| SHORT EXERCISE |
Which lines of the records contain "basketball"? Collect every one of them.

| DATASET RECORDS |
--------------------

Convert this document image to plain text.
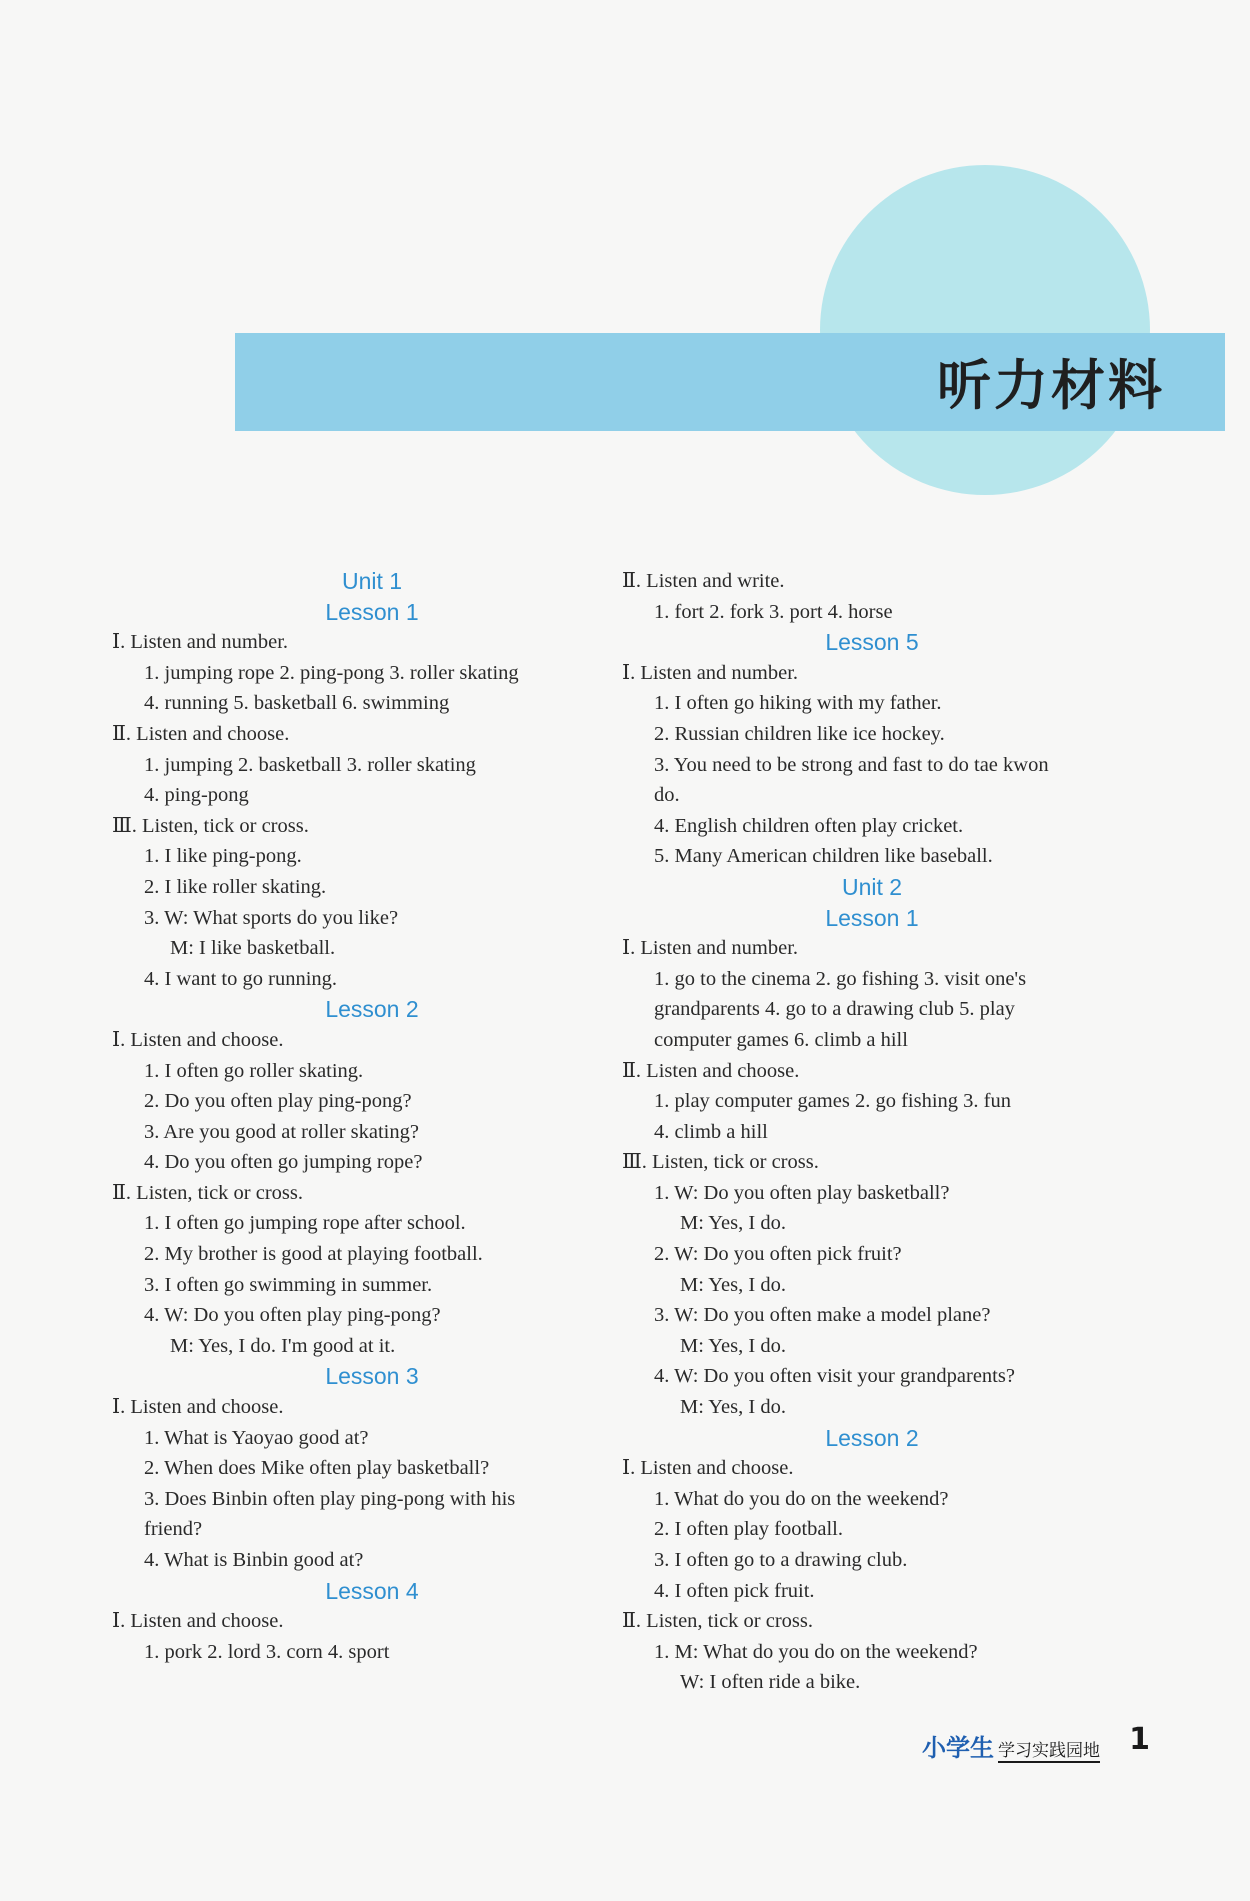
听力材料
Unit 1
Lesson 1
Ⅰ. Listen and number.
1. jumping rope 2. ping-pong 3. roller skating
4. running 5. basketball 6. swimming
Ⅱ. Listen and choose.
1. jumping 2. basketball 3. roller skating
4. ping-pong
Ⅲ. Listen, tick or cross.
1. I like ping-pong.
2. I like roller skating.
3. W: What sports do you like?
M: I like basketball.
4. I want to go running.
Lesson 2
Ⅰ. Listen and choose.
1. I often go roller skating.
2. Do you often play ping-pong?
3. Are you good at roller skating?
4. Do you often go jumping rope?
Ⅱ. Listen, tick or cross.
1. I often go jumping rope after school.
2. My brother is good at playing football.
3. I often go swimming in summer.
4. W: Do you often play ping-pong?
M: Yes, I do. I'm good at it.
Lesson 3
Ⅰ. Listen and choose.
1. What is Yaoyao good at?
2. When does Mike often play basketball?
3. Does Binbin often play ping-pong with his
friend?
4. What is Binbin good at?
Lesson 4
Ⅰ. Listen and choose.
1. pork 2. lord 3. corn 4. sport
Ⅱ. Listen and write.
1. fort 2. fork 3. port 4. horse
Lesson 5
Ⅰ. Listen and number.
1. I often go hiking with my father.
2. Russian children like ice hockey.
3. You need to be strong and fast to do tae kwon
do.
4. English children often play cricket.
5. Many American children like baseball.
Unit 2
Lesson 1
Ⅰ. Listen and number.
1. go to the cinema 2. go fishing 3. visit one's
grandparents 4. go to a drawing club 5. play
computer games 6. climb a hill
Ⅱ. Listen and choose.
1. play computer games 2. go fishing 3. fun
4. climb a hill
Ⅲ. Listen, tick or cross.
1. W: Do you often play basketball?
M: Yes, I do.
2. W: Do you often pick fruit?
M: Yes, I do.
3. W: Do you often make a model plane?
M: Yes, I do.
4. W: Do you often visit your grandparents?
M: Yes, I do.
Lesson 2
Ⅰ. Listen and choose.
1. What do you do on the weekend?
2. I often play football.
3. I often go to a drawing club.
4. I often pick fruit.
Ⅱ. Listen, tick or cross.
1. M: What do you do on the weekend?
W: I often ride a bike.
小学生 学习实践园地 1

--------------------

| SOLUTION |
4. running 5. basketball 6. swimming
1. jumping 2. basketball 3. roller skating
M: I like basketball.
2. When does Mike often play basketball?
1. W: Do you often play basketball?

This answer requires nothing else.